=== TASK OBJECTIVE ===
Reproduce the lines below word for word, from the first line through the one holding "Polygon shape: [444, 542, 478, 563]", inclusive.

=== RECORDS SHOWN ===
-*-
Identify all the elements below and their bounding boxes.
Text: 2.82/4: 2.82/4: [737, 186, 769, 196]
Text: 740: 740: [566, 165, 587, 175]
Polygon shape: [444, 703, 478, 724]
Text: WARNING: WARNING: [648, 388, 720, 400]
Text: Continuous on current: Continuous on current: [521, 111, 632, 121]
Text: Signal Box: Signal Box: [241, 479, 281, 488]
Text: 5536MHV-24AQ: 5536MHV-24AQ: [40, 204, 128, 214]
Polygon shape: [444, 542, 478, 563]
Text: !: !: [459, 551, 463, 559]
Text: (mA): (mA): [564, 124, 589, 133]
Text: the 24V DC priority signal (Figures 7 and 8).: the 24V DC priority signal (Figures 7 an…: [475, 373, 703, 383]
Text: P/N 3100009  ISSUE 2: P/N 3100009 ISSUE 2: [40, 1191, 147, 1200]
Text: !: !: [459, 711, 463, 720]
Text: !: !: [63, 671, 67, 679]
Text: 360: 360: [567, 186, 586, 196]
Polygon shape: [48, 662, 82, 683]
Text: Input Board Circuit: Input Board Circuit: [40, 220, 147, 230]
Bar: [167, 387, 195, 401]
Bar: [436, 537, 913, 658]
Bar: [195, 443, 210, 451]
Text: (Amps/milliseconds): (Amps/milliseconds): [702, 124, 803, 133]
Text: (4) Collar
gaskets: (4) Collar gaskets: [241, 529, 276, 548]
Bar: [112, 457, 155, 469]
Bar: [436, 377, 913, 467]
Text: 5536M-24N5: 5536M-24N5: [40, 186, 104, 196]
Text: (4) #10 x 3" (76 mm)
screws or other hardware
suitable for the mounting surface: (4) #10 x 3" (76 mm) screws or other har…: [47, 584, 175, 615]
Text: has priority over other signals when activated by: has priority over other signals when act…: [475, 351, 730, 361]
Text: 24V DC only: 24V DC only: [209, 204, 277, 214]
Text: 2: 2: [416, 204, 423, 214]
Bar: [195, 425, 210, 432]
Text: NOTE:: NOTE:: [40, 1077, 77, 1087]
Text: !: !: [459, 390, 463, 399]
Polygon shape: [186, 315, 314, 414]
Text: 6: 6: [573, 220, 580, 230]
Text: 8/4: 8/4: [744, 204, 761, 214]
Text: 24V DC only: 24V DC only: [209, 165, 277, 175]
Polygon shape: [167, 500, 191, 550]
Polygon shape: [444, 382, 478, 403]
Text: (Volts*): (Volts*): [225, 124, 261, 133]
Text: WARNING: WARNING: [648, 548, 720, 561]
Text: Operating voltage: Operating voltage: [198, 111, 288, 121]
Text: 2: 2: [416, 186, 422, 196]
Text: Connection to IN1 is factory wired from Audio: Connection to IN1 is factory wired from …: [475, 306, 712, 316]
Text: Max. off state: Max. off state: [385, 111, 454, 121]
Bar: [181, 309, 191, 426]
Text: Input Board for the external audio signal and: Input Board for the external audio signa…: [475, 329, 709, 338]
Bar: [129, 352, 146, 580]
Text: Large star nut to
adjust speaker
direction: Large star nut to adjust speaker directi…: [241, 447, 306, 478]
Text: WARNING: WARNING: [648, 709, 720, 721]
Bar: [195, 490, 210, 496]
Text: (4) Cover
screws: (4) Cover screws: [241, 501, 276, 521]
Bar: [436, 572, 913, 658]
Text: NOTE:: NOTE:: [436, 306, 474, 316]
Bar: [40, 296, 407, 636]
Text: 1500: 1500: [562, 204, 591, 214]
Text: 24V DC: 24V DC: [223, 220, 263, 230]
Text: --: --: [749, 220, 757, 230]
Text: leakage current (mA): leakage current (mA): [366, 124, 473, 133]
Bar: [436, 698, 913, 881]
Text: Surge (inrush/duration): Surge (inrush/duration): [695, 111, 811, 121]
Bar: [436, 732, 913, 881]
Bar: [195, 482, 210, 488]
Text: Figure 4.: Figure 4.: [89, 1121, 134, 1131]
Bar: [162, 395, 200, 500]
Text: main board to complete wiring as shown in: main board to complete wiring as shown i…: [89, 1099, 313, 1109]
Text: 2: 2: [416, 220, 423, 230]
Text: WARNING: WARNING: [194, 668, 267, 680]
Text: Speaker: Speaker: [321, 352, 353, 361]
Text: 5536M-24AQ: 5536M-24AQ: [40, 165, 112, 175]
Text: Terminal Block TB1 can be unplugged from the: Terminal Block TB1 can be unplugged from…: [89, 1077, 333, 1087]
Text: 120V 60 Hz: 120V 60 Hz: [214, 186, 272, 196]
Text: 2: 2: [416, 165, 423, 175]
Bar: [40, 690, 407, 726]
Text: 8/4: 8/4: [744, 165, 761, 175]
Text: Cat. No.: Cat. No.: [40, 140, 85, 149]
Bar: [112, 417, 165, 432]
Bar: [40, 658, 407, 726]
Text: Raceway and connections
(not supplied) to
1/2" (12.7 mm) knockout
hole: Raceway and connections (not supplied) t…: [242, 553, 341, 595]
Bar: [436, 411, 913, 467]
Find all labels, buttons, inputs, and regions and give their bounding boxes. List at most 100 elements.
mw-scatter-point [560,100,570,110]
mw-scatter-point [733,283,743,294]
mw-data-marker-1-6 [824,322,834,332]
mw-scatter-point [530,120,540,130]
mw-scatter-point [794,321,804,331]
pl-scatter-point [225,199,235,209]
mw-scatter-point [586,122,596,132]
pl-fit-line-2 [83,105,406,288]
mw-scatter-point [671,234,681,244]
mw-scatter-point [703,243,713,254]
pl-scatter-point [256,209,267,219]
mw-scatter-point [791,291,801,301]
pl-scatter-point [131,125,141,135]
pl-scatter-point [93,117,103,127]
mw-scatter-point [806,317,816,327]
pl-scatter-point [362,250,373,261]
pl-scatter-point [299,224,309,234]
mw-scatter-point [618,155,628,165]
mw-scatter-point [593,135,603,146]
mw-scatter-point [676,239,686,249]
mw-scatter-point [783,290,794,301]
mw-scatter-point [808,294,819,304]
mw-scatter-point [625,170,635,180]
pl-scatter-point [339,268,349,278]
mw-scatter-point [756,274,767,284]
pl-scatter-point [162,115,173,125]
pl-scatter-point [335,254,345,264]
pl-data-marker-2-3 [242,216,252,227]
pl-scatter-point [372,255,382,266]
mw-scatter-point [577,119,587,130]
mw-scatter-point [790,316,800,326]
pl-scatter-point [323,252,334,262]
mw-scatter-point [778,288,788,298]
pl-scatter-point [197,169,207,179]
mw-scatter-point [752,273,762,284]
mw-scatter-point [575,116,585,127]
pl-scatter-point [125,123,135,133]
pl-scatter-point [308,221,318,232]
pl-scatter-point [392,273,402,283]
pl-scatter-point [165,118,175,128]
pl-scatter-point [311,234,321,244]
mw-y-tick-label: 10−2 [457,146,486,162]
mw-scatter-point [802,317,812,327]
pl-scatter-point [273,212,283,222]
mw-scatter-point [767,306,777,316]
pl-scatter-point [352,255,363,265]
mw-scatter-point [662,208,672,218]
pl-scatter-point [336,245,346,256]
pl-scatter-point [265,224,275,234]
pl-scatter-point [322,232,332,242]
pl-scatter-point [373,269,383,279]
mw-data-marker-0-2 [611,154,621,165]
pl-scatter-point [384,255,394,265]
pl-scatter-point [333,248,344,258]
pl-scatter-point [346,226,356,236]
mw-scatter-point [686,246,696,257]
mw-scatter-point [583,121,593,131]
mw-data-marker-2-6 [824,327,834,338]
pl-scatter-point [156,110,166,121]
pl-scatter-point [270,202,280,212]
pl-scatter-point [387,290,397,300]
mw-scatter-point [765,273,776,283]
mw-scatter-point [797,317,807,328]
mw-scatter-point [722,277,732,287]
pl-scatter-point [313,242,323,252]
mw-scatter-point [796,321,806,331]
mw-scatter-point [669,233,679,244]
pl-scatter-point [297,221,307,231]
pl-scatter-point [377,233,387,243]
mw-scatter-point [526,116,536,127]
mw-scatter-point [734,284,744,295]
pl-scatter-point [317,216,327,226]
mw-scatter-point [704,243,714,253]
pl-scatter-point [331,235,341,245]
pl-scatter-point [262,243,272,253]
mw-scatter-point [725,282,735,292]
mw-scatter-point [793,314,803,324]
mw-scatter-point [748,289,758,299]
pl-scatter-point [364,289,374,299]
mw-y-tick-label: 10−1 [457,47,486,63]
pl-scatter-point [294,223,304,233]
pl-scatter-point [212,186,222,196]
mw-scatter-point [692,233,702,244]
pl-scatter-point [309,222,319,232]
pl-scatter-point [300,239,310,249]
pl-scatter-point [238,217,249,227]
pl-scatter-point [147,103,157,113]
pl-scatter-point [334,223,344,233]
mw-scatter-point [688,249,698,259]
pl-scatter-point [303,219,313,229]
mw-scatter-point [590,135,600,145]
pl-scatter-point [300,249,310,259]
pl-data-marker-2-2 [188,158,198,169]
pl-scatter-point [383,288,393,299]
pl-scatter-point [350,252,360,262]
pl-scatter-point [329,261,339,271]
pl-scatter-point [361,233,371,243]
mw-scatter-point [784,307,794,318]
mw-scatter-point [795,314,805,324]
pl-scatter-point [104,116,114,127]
-*-
=== TASK RESULT ===
Identify all the elements below and their bounding boxes.
Text: 2.82/4: 2.82/4: [737, 186, 769, 196]
Text: 740: 740: [566, 165, 587, 175]
Polygon shape: [444, 703, 478, 724]
Text: WARNING: WARNING: [648, 388, 720, 400]
Text: Continuous on current: Continuous on current: [521, 111, 632, 121]
Text: Signal Box: Signal Box: [241, 479, 281, 488]
Text: 5536MHV-24AQ: 5536MHV-24AQ: [40, 204, 128, 214]
Polygon shape: [444, 542, 478, 563]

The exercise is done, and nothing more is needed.